■ **Exercise data**
....................

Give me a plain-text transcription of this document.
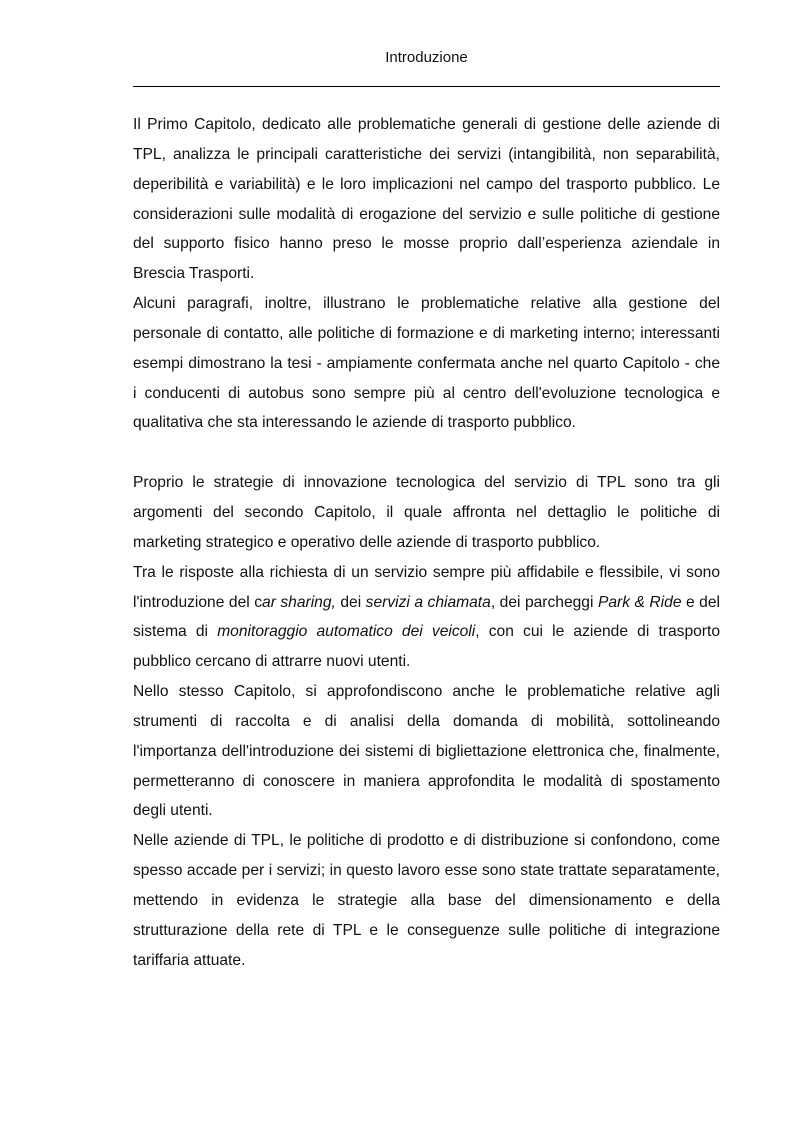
Introduzione

Il Primo Capitolo, dedicato alle problematiche generali di gestione delle aziende di TPL, analizza le principali caratteristiche dei servizi (intangibilità, non separabilità, deperibilità e variabilità) e le loro implicazioni nel campo del trasporto pubblico. Le considerazioni sulle modalità di erogazione del servizio e sulle politiche di gestione del supporto fisico hanno preso le mosse proprio dall’esperienza aziendale in Brescia Trasporti.

Alcuni paragrafi, inoltre, illustrano le problematiche relative alla gestione del personale di contatto, alle politiche di formazione e di marketing interno; interessanti esempi dimostrano la tesi - ampiamente confermata anche nel quarto Capitolo - che i conducenti di autobus sono sempre più al centro dell'evoluzione tecnologica e qualitativa che sta interessando le aziende di trasporto pubblico.

Proprio le strategie di innovazione tecnologica del servizio di TPL sono tra gli argomenti del secondo Capitolo, il quale affronta nel dettaglio le politiche di marketing strategico e operativo delle aziende di trasporto pubblico.

Tra le risposte alla richiesta di un servizio sempre più affidabile e flessibile, vi sono l'introduzione del car sharing, dei servizi a chiamata, dei parcheggi Park & Ride e del sistema di monitoraggio automatico dei veicoli, con cui le aziende di trasporto pubblico cercano di attrarre nuovi utenti.

Nello stesso Capitolo, si approfondiscono anche le problematiche relative agli strumenti di raccolta e di analisi della domanda di mobilità, sottolineando l'importanza dell'introduzione dei sistemi di bigliettazione elettronica che, finalmente, permetteranno di conoscere in maniera approfondita le modalità di spostamento degli utenti.

Nelle aziende di TPL, le politiche di prodotto e di distribuzione si confondono, come spesso accade per i servizi; in questo lavoro esse sono state trattate separatamente, mettendo in evidenza le strategie alla base del dimensionamento e della strutturazione della rete di TPL e le conseguenze sulle politiche di integrazione tariffaria attuate.
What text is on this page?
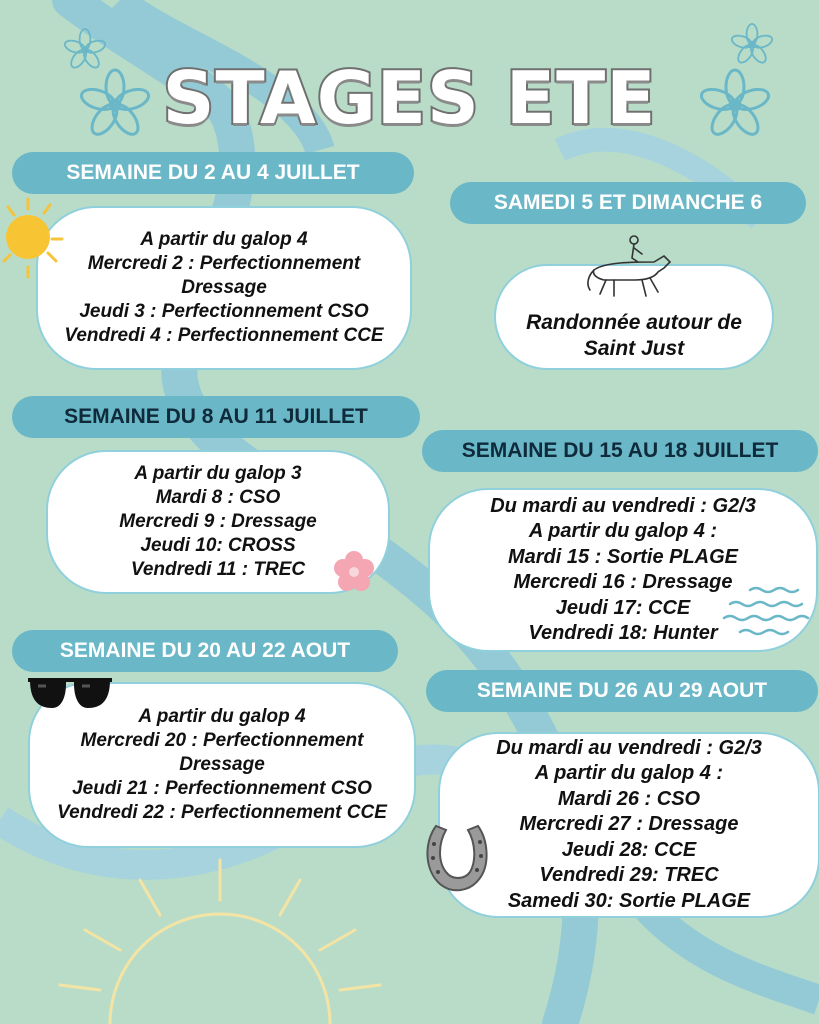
STAGES ETE
SEMAINE DU 2 AU 4 JUILLET
A partir du galop 4
Mercredi 2 : Perfectionnement
Dressage
Jeudi 3 : Perfectionnement CSO
Vendredi 4 : Perfectionnement CCE
SAMEDI 5 ET DIMANCHE 6
Randonnée autour de
Saint Just
SEMAINE DU 8 AU 11 JUILLET
A partir du galop 3
Mardi 8 : CSO
Mercredi 9 : Dressage
Jeudi 10: CROSS
Vendredi 11 : TREC
SEMAINE DU 15 AU 18 JUILLET
Du mardi au vendredi : G2/3
A partir du galop 4 :
Mardi 15 : Sortie PLAGE
Mercredi 16 : Dressage
Jeudi 17: CCE
Vendredi 18: Hunter
SEMAINE DU 20 AU 22 AOUT
A partir du galop 4
Mercredi 20 : Perfectionnement
Dressage
Jeudi 21 : Perfectionnement CSO
Vendredi 22 : Perfectionnement CCE
SEMAINE DU 26 AU 29 AOUT
Du mardi au vendredi : G2/3
A partir du galop 4 :
Mardi 26 : CSO
Mercredi 27 : Dressage
Jeudi 28: CCE
Vendredi 29: TREC
Samedi 30: Sortie PLAGE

....................

■ **Stated problem**
Output the lines above in full and exactly as given, omitting any pictures.

■ **Output below**
Give me a plain-text transcription of this document.
Introduzione

Il Primo Capitolo, dedicato alle problematiche generali di gestione delle aziende di TPL, analizza le principali caratteristiche dei servizi (intangibilità, non separabilità, deperibilità e variabilità) e le loro implicazioni nel campo del trasporto pubblico. Le considerazioni sulle modalità di erogazione del servizio e sulle politiche di gestione del supporto fisico hanno preso le mosse proprio dall’esperienza aziendale in Brescia Trasporti.

Alcuni paragrafi, inoltre, illustrano le problematiche relative alla gestione del personale di contatto, alle politiche di formazione e di marketing interno; interessanti esempi dimostrano la tesi - ampiamente confermata anche nel quarto Capitolo - che i conducenti di autobus sono sempre più al centro dell'evoluzione tecnologica e qualitativa che sta interessando le aziende di trasporto pubblico.

Proprio le strategie di innovazione tecnologica del servizio di TPL sono tra gli argomenti del secondo Capitolo, il quale affronta nel dettaglio le politiche di marketing strategico e operativo delle aziende di trasporto pubblico.

Tra le risposte alla richiesta di un servizio sempre più affidabile e flessibile, vi sono l'introduzione del car sharing, dei servizi a chiamata, dei parcheggi Park & Ride e del sistema di monitoraggio automatico dei veicoli, con cui le aziende di trasporto pubblico cercano di attrarre nuovi utenti.

Nello stesso Capitolo, si approfondiscono anche le problematiche relative agli strumenti di raccolta e di analisi della domanda di mobilità, sottolineando l'importanza dell'introduzione dei sistemi di bigliettazione elettronica che, finalmente, permetteranno di conoscere in maniera approfondita le modalità di spostamento degli utenti.

Nelle aziende di TPL, le politiche di prodotto e di distribuzione si confondono, come spesso accade per i servizi; in questo lavoro esse sono state trattate separatamente, mettendo in evidenza le strategie alla base del dimensionamento e della strutturazione della rete di TPL e le conseguenze sulle politiche di integrazione tariffaria attuate.
What text is on this page?
STAGES ETE
SEMAINE DU 2 AU 4 JUILLET
A partir du galop 4
Mercredi 2 : Perfectionnement
Dressage
Jeudi 3 : Perfectionnement CSO
Vendredi 4 : Perfectionnement CCE
SAMEDI 5 ET DIMANCHE 6
Randonnée autour de
Saint Just
SEMAINE DU 8 AU 11 JUILLET
A partir du galop 3
Mardi 8 : CSO
Mercredi 9 : Dressage
Jeudi 10: CROSS
Vendredi 11 : TREC
SEMAINE DU 15 AU 18 JUILLET
Du mardi au vendredi : G2/3
A partir du galop 4 :
Mardi 15 : Sortie PLAGE
Mercredi 16 : Dressage
Jeudi 17: CCE
Vendredi 18: Hunter
SEMAINE DU 20 AU 22 AOUT
A partir du galop 4
Mercredi 20 : Perfectionnement
Dressage
Jeudi 21 : Perfectionnement CSO
Vendredi 22 : Perfectionnement CCE
SEMAINE DU 26 AU 29 AOUT
Du mardi au vendredi : G2/3
A partir du galop 4 :
Mardi 26 : CSO
Mercredi 27 : Dressage
Jeudi 28: CCE
Vendredi 29: TREC
Samedi 30: Sortie PLAGE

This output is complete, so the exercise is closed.